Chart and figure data
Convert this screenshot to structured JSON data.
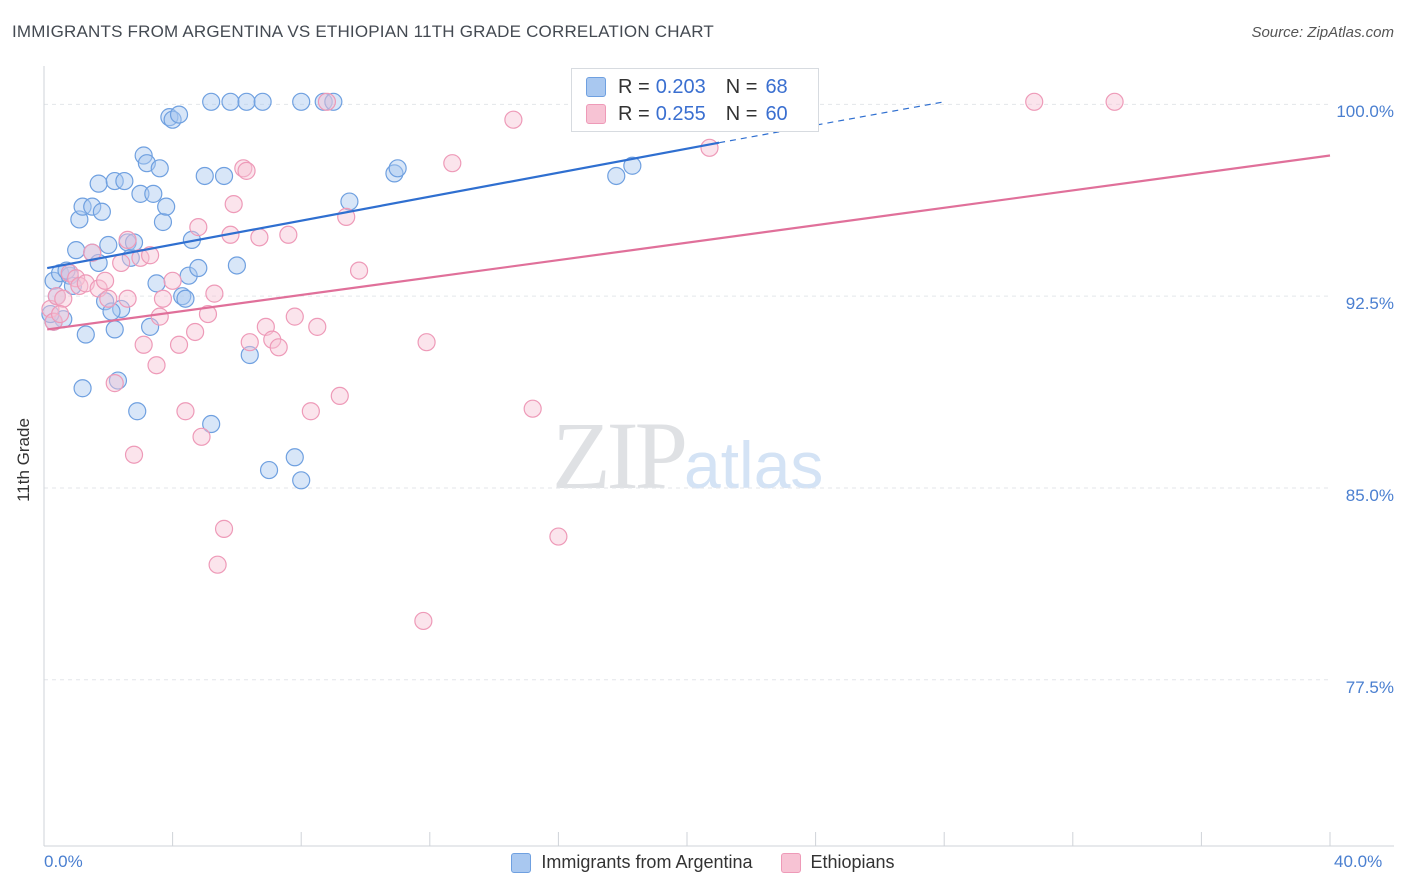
{
  "chart_data": {
    "type": "scatter",
    "title": "IMMIGRANTS FROM ARGENTINA VS ETHIOPIAN 11TH GRADE CORRELATION CHART",
    "source": "Source: ZipAtlas.com",
    "xlabel": "",
    "ylabel": "11th Grade",
    "xlim": [
      0,
      40
    ],
    "ylim": [
      71.0,
      101.5
    ],
    "y_ticks": [
      {
        "value": 100.0,
        "label": "100.0%"
      },
      {
        "value": 92.5,
        "label": "92.5%"
      },
      {
        "value": 85.0,
        "label": "85.0%"
      },
      {
        "value": 77.5,
        "label": "77.5%"
      }
    ],
    "x_tick_labels": {
      "min": "0.0%",
      "max": "40.0%"
    },
    "x_minor_ticks": [
      0,
      4,
      8,
      12,
      16,
      20,
      24,
      28,
      32,
      36,
      40
    ],
    "grid": true,
    "legend_position": "bottom",
    "stats_box": {
      "rows": [
        {
          "r_label": "R =",
          "r_value": "0.203",
          "n_label": "N =",
          "n_value": "68"
        },
        {
          "r_label": "R =",
          "r_value": "0.255",
          "n_label": "N =",
          "n_value": "60"
        }
      ]
    },
    "watermark": {
      "zip": "ZIP",
      "atlas": "atlas"
    },
    "series": [
      {
        "name": "Immigrants from Argentina",
        "color": "#6fa0e0",
        "fill": "#a9c8f0",
        "line_color": "#2f6fd0",
        "trend": {
          "x0": 0.1,
          "y0": 93.6,
          "x1": 21.0,
          "y1": 98.5,
          "dash_to_x": 28.0,
          "dash_to_y": 100.1
        },
        "points": [
          [
            0.3,
            93.1
          ],
          [
            0.4,
            92.5
          ],
          [
            0.6,
            91.6
          ],
          [
            0.3,
            91.5
          ],
          [
            0.5,
            93.4
          ],
          [
            0.8,
            93.3
          ],
          [
            0.9,
            92.9
          ],
          [
            1.0,
            94.3
          ],
          [
            1.1,
            95.5
          ],
          [
            1.2,
            96.0
          ],
          [
            1.5,
            96.0
          ],
          [
            1.7,
            96.9
          ],
          [
            1.8,
            95.8
          ],
          [
            1.5,
            94.2
          ],
          [
            1.7,
            93.8
          ],
          [
            1.9,
            92.3
          ],
          [
            1.3,
            91.0
          ],
          [
            1.2,
            88.9
          ],
          [
            2.0,
            94.5
          ],
          [
            2.2,
            91.2
          ],
          [
            2.4,
            92.0
          ],
          [
            2.3,
            89.2
          ],
          [
            2.2,
            97.0
          ],
          [
            2.5,
            97.0
          ],
          [
            2.6,
            94.6
          ],
          [
            2.7,
            94.0
          ],
          [
            2.8,
            94.6
          ],
          [
            2.9,
            88.0
          ],
          [
            3.0,
            96.5
          ],
          [
            3.1,
            98.0
          ],
          [
            3.2,
            97.7
          ],
          [
            3.3,
            91.3
          ],
          [
            3.5,
            93.0
          ],
          [
            3.4,
            96.5
          ],
          [
            3.6,
            97.5
          ],
          [
            3.7,
            95.4
          ],
          [
            3.8,
            96.0
          ],
          [
            3.9,
            99.5
          ],
          [
            4.0,
            99.4
          ],
          [
            4.2,
            99.6
          ],
          [
            4.3,
            92.5
          ],
          [
            4.5,
            93.3
          ],
          [
            4.6,
            94.7
          ],
          [
            4.8,
            93.6
          ],
          [
            5.0,
            97.2
          ],
          [
            5.2,
            87.5
          ],
          [
            5.2,
            100.1
          ],
          [
            5.6,
            97.2
          ],
          [
            5.8,
            100.1
          ],
          [
            6.0,
            93.7
          ],
          [
            6.3,
            100.1
          ],
          [
            6.4,
            90.2
          ],
          [
            6.8,
            100.1
          ],
          [
            7.0,
            85.7
          ],
          [
            8.0,
            100.1
          ],
          [
            8.7,
            100.1
          ],
          [
            7.8,
            86.2
          ],
          [
            8.0,
            85.3
          ],
          [
            9.0,
            100.1
          ],
          [
            9.5,
            96.2
          ],
          [
            10.9,
            97.3
          ],
          [
            11.0,
            97.5
          ],
          [
            17.8,
            97.2
          ],
          [
            18.3,
            97.6
          ],
          [
            0.2,
            91.8
          ],
          [
            0.7,
            93.5
          ],
          [
            2.1,
            91.9
          ],
          [
            4.4,
            92.4
          ]
        ]
      },
      {
        "name": "Ethiopians",
        "color": "#ee9ab8",
        "fill": "#f7c3d4",
        "line_color": "#e0709a",
        "trend": {
          "x0": 0.1,
          "y0": 91.2,
          "x1": 40.0,
          "y1": 98.0
        },
        "points": [
          [
            0.2,
            92.0
          ],
          [
            0.3,
            91.5
          ],
          [
            0.4,
            92.5
          ],
          [
            0.6,
            92.4
          ],
          [
            0.8,
            93.4
          ],
          [
            1.0,
            93.2
          ],
          [
            1.1,
            92.9
          ],
          [
            1.3,
            93.0
          ],
          [
            1.5,
            94.2
          ],
          [
            1.7,
            92.8
          ],
          [
            1.9,
            93.1
          ],
          [
            2.0,
            92.4
          ],
          [
            2.2,
            89.1
          ],
          [
            2.4,
            93.8
          ],
          [
            2.6,
            94.7
          ],
          [
            2.6,
            92.4
          ],
          [
            2.8,
            86.3
          ],
          [
            3.0,
            94.0
          ],
          [
            3.1,
            90.6
          ],
          [
            3.3,
            94.1
          ],
          [
            3.5,
            89.8
          ],
          [
            3.6,
            91.7
          ],
          [
            3.7,
            92.4
          ],
          [
            4.0,
            93.1
          ],
          [
            4.2,
            90.6
          ],
          [
            4.4,
            88.0
          ],
          [
            4.7,
            91.1
          ],
          [
            4.8,
            95.2
          ],
          [
            4.9,
            87.0
          ],
          [
            5.1,
            91.8
          ],
          [
            5.3,
            92.6
          ],
          [
            5.4,
            82.0
          ],
          [
            5.6,
            83.4
          ],
          [
            5.8,
            94.9
          ],
          [
            5.9,
            96.1
          ],
          [
            6.2,
            97.5
          ],
          [
            6.3,
            97.4
          ],
          [
            6.4,
            90.7
          ],
          [
            6.7,
            94.8
          ],
          [
            6.9,
            91.3
          ],
          [
            7.1,
            90.8
          ],
          [
            7.3,
            90.5
          ],
          [
            7.6,
            94.9
          ],
          [
            7.8,
            91.7
          ],
          [
            8.3,
            88.0
          ],
          [
            8.5,
            91.3
          ],
          [
            8.8,
            100.1
          ],
          [
            9.2,
            88.6
          ],
          [
            9.4,
            95.6
          ],
          [
            9.8,
            93.5
          ],
          [
            11.9,
            90.7
          ],
          [
            11.8,
            79.8
          ],
          [
            12.7,
            97.7
          ],
          [
            14.6,
            99.4
          ],
          [
            15.2,
            88.1
          ],
          [
            16.0,
            83.1
          ],
          [
            20.7,
            98.3
          ],
          [
            30.8,
            100.1
          ],
          [
            33.3,
            100.1
          ],
          [
            0.5,
            91.8
          ]
        ]
      }
    ]
  }
}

What the task asks – State how many lines of the records hold the string "name", and nothing else.

Exercise output – 2